Detalhes da tarefa ::
Retome o texto sobre as importações de GNL da Colômbia antes do El Niño e escreva a continuação logo depois da última frase dele.

Texto de origem ::
====
Colômbia se prepara para aumento acentuado nas importações de GNL antes do El Niño

As usinas termelétricas da Colômbia estão se preparando para impulsionar as importações de gás natural liquefeito antes da chegada prevista do El Niño em agosto, o que pode esgotar os reservatórios hidrelétricos. Alejandro Castañeda, diretor da Andeg, afirmou que o terminal Spec operará em capacidade máxima para apoiar a rede elétrica. A medida visa evitar apagões durante a estação seca.

As usinas de combustíveis fósseis, que operam principalmente a gás natural, fornecem atualmente 15% da eletricidade da Colômbia. Com a previsão do Centro de Previsão Climática dos EUA de que o El Niño surja a partir de 1º de agosto e dure até o fim do ano, o país se prepara para condições mais secas que ameaçam a geração hidrelétrica, responsável por atender a dois terços da demanda.
====
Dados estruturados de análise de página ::
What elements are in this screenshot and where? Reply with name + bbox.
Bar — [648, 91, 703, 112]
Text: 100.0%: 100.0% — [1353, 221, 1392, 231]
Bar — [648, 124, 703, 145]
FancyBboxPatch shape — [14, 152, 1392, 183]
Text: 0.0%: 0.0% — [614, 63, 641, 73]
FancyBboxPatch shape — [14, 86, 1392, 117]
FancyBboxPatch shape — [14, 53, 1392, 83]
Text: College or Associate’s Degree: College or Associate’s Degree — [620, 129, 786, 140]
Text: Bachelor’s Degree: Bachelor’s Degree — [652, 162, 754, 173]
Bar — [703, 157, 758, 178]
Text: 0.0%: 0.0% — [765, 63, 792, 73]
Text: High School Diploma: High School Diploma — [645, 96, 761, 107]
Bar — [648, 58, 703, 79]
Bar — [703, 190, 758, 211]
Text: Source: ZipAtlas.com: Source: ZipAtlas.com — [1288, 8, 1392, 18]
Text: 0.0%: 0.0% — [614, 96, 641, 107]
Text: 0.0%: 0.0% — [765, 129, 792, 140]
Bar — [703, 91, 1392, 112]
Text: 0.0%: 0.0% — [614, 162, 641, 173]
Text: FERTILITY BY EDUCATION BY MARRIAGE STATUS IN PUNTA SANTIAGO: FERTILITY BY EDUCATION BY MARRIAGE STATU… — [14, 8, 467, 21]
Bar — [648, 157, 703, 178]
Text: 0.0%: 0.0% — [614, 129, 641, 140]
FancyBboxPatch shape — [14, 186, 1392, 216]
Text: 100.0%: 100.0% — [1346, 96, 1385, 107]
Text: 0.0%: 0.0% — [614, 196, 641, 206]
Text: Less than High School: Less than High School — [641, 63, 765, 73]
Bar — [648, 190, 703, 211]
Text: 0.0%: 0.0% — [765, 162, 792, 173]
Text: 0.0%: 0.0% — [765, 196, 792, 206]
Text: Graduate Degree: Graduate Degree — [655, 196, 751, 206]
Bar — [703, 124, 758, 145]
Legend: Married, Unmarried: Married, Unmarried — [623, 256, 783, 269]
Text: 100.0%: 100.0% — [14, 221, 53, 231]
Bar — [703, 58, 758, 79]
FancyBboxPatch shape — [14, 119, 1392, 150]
====
Resposta ::
Alejandro Castañeda, diretor da Associação Colombiana de Geradores de Energia (Andeg), disse que as usinas térmicas aumentarão a produção para preservar os reservatórios, que estão em 60% segundo a XM SA e precisam atingir mais de 80% até agosto. A Colômbia importa 210 milhões de pés cúbicos de GNL diariamente via terminal Spec, com uma capacidade total de 475 milhões; Castañeda espera operação plena a partir de agosto para as usinas elétricas.

As importações atingiram 2,06 milhões de toneladas métricas durante o El Niño de 2024, caindo para 1,9 milhão em 2025. Dois projetos aprovados — o da Ecopetrol em Buenaventura e o Caribe LNG na costa atlântica — adicionarão 60 milhões de pés cúbicos diariamente a partir de setembro. Castañeda pediu incentivos para reduzir o consumo doméstico e estimular a autogeração industrial.